Scan the lines below for the string "choosing" and copy every one that has it.
——
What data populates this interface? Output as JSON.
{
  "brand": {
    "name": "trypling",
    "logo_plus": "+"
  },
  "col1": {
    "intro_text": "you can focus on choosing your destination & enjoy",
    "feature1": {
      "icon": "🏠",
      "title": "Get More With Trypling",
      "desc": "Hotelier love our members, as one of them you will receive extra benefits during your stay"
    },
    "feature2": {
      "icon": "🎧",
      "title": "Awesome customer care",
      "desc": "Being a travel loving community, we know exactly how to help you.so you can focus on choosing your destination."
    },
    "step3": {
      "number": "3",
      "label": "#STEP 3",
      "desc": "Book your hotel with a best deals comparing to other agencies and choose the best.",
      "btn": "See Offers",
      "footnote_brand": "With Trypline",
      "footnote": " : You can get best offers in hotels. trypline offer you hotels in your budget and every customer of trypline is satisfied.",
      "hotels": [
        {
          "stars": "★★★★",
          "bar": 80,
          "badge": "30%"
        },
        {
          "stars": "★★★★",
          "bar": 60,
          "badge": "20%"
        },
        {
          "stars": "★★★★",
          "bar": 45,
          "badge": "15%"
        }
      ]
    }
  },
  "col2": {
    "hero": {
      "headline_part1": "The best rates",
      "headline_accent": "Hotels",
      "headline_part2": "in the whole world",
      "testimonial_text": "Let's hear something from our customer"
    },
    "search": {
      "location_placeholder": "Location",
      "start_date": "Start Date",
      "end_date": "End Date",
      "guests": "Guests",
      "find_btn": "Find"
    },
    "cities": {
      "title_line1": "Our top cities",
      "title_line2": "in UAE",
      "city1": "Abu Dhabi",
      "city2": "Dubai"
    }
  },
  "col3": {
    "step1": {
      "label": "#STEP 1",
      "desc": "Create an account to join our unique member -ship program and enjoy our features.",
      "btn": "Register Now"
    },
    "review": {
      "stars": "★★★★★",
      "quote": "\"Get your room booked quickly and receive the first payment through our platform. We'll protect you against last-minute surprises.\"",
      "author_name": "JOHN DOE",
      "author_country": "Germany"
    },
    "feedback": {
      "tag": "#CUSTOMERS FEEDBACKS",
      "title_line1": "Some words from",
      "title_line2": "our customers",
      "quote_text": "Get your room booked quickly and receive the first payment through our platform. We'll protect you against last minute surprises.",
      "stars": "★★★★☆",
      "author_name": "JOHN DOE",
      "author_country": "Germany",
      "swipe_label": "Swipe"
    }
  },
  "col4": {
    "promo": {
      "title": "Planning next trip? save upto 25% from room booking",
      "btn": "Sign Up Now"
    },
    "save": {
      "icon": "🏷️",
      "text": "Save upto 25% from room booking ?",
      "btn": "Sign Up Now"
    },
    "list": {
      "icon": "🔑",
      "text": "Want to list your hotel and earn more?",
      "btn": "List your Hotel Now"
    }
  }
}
——
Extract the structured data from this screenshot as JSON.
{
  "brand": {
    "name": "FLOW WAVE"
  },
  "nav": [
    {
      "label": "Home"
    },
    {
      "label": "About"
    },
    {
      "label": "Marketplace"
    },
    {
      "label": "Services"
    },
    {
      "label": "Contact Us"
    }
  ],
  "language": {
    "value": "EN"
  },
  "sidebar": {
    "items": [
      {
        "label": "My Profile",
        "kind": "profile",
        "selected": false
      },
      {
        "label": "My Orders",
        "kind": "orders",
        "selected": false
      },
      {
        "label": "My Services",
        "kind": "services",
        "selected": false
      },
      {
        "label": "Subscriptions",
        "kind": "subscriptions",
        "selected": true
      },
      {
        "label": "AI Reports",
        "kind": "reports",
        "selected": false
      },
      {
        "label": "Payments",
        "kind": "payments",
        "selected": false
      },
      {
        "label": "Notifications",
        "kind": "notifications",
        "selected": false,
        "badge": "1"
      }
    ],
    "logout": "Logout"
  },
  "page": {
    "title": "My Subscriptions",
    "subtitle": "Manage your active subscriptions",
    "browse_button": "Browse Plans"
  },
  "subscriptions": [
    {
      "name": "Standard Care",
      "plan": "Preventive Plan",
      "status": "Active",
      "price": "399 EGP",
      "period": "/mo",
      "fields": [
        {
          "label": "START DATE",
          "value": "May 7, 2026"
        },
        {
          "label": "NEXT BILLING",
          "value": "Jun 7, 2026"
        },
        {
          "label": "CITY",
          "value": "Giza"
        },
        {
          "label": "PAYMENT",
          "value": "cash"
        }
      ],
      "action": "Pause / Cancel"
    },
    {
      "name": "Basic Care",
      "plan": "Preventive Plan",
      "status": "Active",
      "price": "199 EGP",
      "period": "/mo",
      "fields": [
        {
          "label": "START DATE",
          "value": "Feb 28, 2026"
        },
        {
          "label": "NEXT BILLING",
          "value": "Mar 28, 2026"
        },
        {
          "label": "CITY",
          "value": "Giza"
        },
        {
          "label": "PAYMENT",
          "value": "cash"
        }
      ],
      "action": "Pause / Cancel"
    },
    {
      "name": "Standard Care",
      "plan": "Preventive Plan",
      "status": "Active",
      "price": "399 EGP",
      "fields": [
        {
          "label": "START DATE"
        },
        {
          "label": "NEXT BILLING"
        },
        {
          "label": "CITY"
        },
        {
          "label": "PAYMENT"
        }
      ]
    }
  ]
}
——
EXERCISE OUTPUT:
    "intro_text": "you can focus on choosing your destination & enjoy",
      "desc": "Being a travel loving community, we know exactly how to help you.so you can focus on choosing your destination."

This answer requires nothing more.